Problem description: Give back the records below exactly, every one, with no pictures.

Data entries
#####
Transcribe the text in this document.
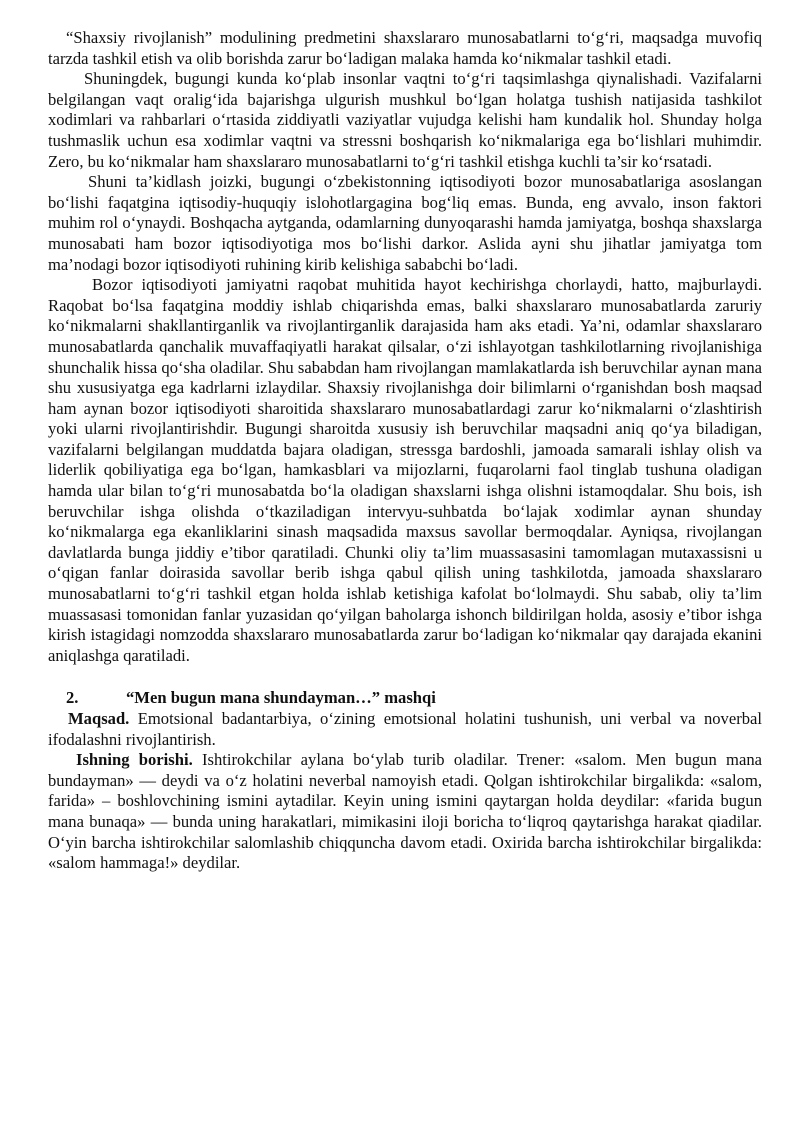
“Shaxsiy rivojlanish” modulining predmetini shaxslararo munosabatlarni to‘g‘ri, maqsadga muvofiq tarzda tashkil etish va olib borishda zarur bo‘ladigan malaka hamda ko‘nikmalar tashkil etadi.

Shuningdek, bugungi kunda ko‘plab insonlar vaqtni to‘g‘ri taqsimlashga qiynalishadi. Vazifalarni belgilangan vaqt oralig‘ida bajarishga ulgurish mushkul bo‘lgan holatga tushish natijasida tashkilot xodimlari va rahbarlari o‘rtasida ziddiyatli vaziyatlar vujudga kelishi ham kundalik hol. Shunday holga tushmaslik uchun esa xodimlar vaqtni va stressni boshqarish ko‘nikmalariga ega bo‘lishlari muhimdir. Zero, bu ko‘nikmalar ham shaxslararo munosabatlarni to‘g‘ri tashkil etishga kuchli ta’sir ko‘rsatadi.

Shuni ta’kidlash joizki, bugungi o‘zbekistonning iqtisodiyoti bozor munosabatlariga asoslangan bo‘lishi faqatgina iqtisodiy-huquqiy islohotlargagina bog‘liq emas. Bunda, eng avvalo, inson faktori muhim rol o‘ynaydi. Boshqacha aytganda, odamlarning dunyoqarashi hamda jamiyatga, boshqa shaxslarga munosabati ham bozor iqtisodiyotiga mos bo‘lishi darkor. Aslida ayni shu jihatlar jamiyatga tom ma’nodagi bozor iqtisodiyoti ruhining kirib kelishiga sababchi bo‘ladi.

Bozor iqtisodiyoti jamiyatni raqobat muhitida hayot kechirishga chorlaydi, hatto, majburlaydi. Raqobat bo‘lsa faqatgina moddiy ishlab chiqarishda emas, balki shaxslararo munosabatlarda zaruriy ko‘nikmalarni shakllantirganlik va rivojlantirganlik darajasida ham aks etadi. Ya’ni, odamlar shaxslararo munosabatlarda qanchalik muvaffaqiyatli harakat qilsalar, o‘zi ishlayotgan tashkilotlarning rivojlanishiga shunchalik hissa qo‘sha oladilar. Shu sababdan ham rivojlangan mamlakatlarda ish beruvchilar aynan mana shu xususiyatga ega kadrlarni izlaydilar. Shaxsiy rivojlanishga doir bilimlarni o‘rganishdan bosh maqsad ham aynan bozor iqtisodiyoti sharoitida shaxslararo munosabatlardagi zarur ko‘nikmalarni o‘zlashtirish yoki ularni rivojlantirishdir. Bugungi sharoitda xususiy ish beruvchilar maqsadni aniq qo‘ya biladigan, vazifalarni belgilangan muddatda bajara oladigan, stressga bardoshli, jamoada samarali ishlay olish va liderlik qobiliyatiga ega bo‘lgan, hamkasblari va mijozlarni, fuqarolarni faol tinglab tushuna oladigan hamda ular bilan to‘g‘ri munosabatda bo‘la oladigan shaxslarni ishga olishni istamoqdalar. Shu bois, ish beruvchilar ishga olishda o‘tkaziladigan intervyu-suhbatda bo‘lajak xodimlar aynan shunday ko‘nikmalarga ega ekanliklarini sinash maqsadida maxsus savollar bermoqdalar. Ayniqsa, rivojlangan davlatlarda bunga jiddiy e’tibor qaratiladi. Chunki oliy ta’lim muassasasini tamomlagan mutaxassisni u o‘qigan fanlar doirasida savollar berib ishga qabul qilish uning tashkilotda, jamoada shaxslararo munosabatlarni to‘g‘ri tashkil etgan holda ishlab ketishiga kafolat bo‘lolmaydi. Shu sabab, oliy ta’lim muassasasi tomonidan fanlar yuzasidan qo‘yilgan baholarga ishonch bildirilgan holda, asosiy e’tibor ishga kirish istagidagi nomzodda shaxslararo munosabatlarda zarur bo‘ladigan ko‘nikmalar qay darajada ekanini aniqlashga qaratiladi.

2.	“Men bugun mana shundayman…” mashqi

Maqsad. Emotsional badantarbiya, o‘zining emotsional holatini tushunish, uni verbal va noverbal ifodalashni rivojlantirish.

Ishning borishi. Ishtirokchilar aylana bo‘ylab turib oladilar. Trener: «salom. Men bugun mana bundayman» — deydi va o‘z holatini neverbal namoyish etadi. Qolgan ishtirokchilar birgalikda: «salom, farida» – boshlovchining ismini aytadilar. Keyin uning ismini qaytargan holda deydilar: «farida bugun mana bunaqa» — bunda uning harakatlari, mimikasini iloji boricha to‘liqroq qaytarishga harakat qiadilar. O‘yin barcha ishtirokchilar salomlashib chiqquncha davom etadi. Oxirida barcha ishtirokchilar birgalikda: «salom hammaga!» deydilar.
#####
Exercise response:
Transcribe the text in this document.
“Shaxsiy rivojlanish” modulining predmetini shaxslararo munosabatlarni to‘g‘ri, maqsadga muvofiq tarzda tashkil etish va olib borishda zarur bo‘ladigan malaka hamda ko‘nikmalar tashkil etadi.

Shuningdek, bugungi kunda ko‘plab insonlar vaqtni to‘g‘ri taqsimlashga qiynalishadi. Vazifalarni belgilangan vaqt oralig‘ida bajarishga ulgurish mushkul bo‘lgan holatga tushish natijasida tashkilot xodimlari va rahbarlari o‘rtasida ziddiyatli vaziyatlar vujudga kelishi ham kundalik hol. Shunday holga tushmaslik uchun esa xodimlar vaqtni va stressni boshqarish ko‘nikmalariga ega bo‘lishlari muhimdir. Zero, bu ko‘nikmalar ham shaxslararo munosabatlarni to‘g‘ri tashkil etishga kuchli ta’sir ko‘rsatadi.

Shuni ta’kidlash joizki, bugungi o‘zbekistonning iqtisodiyoti bozor munosabatlariga asoslangan bo‘lishi faqatgina iqtisodiy-huquqiy islohotlargagina bog‘liq emas. Bunda, eng avvalo, inson faktori muhim rol o‘ynaydi. Boshqacha aytganda, odamlarning dunyoqarashi hamda jamiyatga, boshqa shaxslarga munosabati ham bozor iqtisodiyotiga mos bo‘lishi darkor. Aslida ayni shu jihatlar jamiyatga tom ma’nodagi bozor iqtisodiyoti ruhining kirib kelishiga sababchi bo‘ladi.

Bozor iqtisodiyoti jamiyatni raqobat muhitida hayot kechirishga chorlaydi, hatto, majburlaydi. Raqobat bo‘lsa faqatgina moddiy ishlab chiqarishda emas, balki shaxslararo munosabatlarda zaruriy ko‘nikmalarni shakllantirganlik va rivojlantirganlik darajasida ham aks etadi. Ya’ni, odamlar shaxslararo munosabatlarda qanchalik muvaffaqiyatli harakat qilsalar, o‘zi ishlayotgan tashkilotlarning rivojlanishiga shunchalik hissa qo‘sha oladilar. Shu sababdan ham rivojlangan mamlakatlarda ish beruvchilar aynan mana shu xususiyatga ega kadrlarni izlaydilar. Shaxsiy rivojlanishga doir bilimlarni o‘rganishdan bosh maqsad ham aynan bozor iqtisodiyoti sharoitida shaxslararo munosabatlardagi zarur ko‘nikmalarni o‘zlashtirish yoki ularni rivojlantirishdir. Bugungi sharoitda xususiy ish beruvchilar maqsadni aniq qo‘ya biladigan, vazifalarni belgilangan muddatda bajara oladigan, stressga bardoshli, jamoada samarali ishlay olish va liderlik qobiliyatiga ega bo‘lgan, hamkasblari va mijozlarni, fuqarolarni faol tinglab tushuna oladigan hamda ular bilan to‘g‘ri munosabatda bo‘la oladigan shaxslarni ishga olishni istamoqdalar. Shu bois, ish beruvchilar ishga olishda o‘tkaziladigan intervyu-suhbatda bo‘lajak xodimlar aynan shunday ko‘nikmalarga ega ekanliklarini sinash maqsadida maxsus savollar bermoqdalar. Ayniqsa, rivojlangan davlatlarda bunga jiddiy e’tibor qaratiladi. Chunki oliy ta’lim muassasasini tamomlagan mutaxassisni u o‘qigan fanlar doirasida savollar berib ishga qabul qilish uning tashkilotda, jamoada shaxslararo munosabatlarni to‘g‘ri tashkil etgan holda ishlab ketishiga kafolat bo‘lolmaydi. Shu sabab, oliy ta’lim muassasasi tomonidan fanlar yuzasidan qo‘yilgan baholarga ishonch bildirilgan holda, asosiy e’tibor ishga kirish istagidagi nomzodda shaxslararo munosabatlarda zarur bo‘ladigan ko‘nikmalar qay darajada ekanini aniqlashga qaratiladi.

2.	“Men bugun mana shundayman…” mashqi

Maqsad. Emotsional badantarbiya, o‘zining emotsional holatini tushunish, uni verbal va noverbal ifodalashni rivojlantirish.

Ishning borishi. Ishtirokchilar aylana bo‘ylab turib oladilar. Trener: «salom. Men bugun mana bundayman» — deydi va o‘z holatini neverbal namoyish etadi. Qolgan ishtirokchilar birgalikda: «salom, farida» – boshlovchining ismini aytadilar. Keyin uning ismini qaytargan holda deydilar: «farida bugun mana bunaqa» — bunda uning harakatlari, mimikasini iloji boricha to‘liqroq qaytarishga harakat qiadilar. O‘yin barcha ishtirokchilar salomlashib chiqquncha davom etadi. Oxirida barcha ishtirokchilar birgalikda: «salom hammaga!» deydilar.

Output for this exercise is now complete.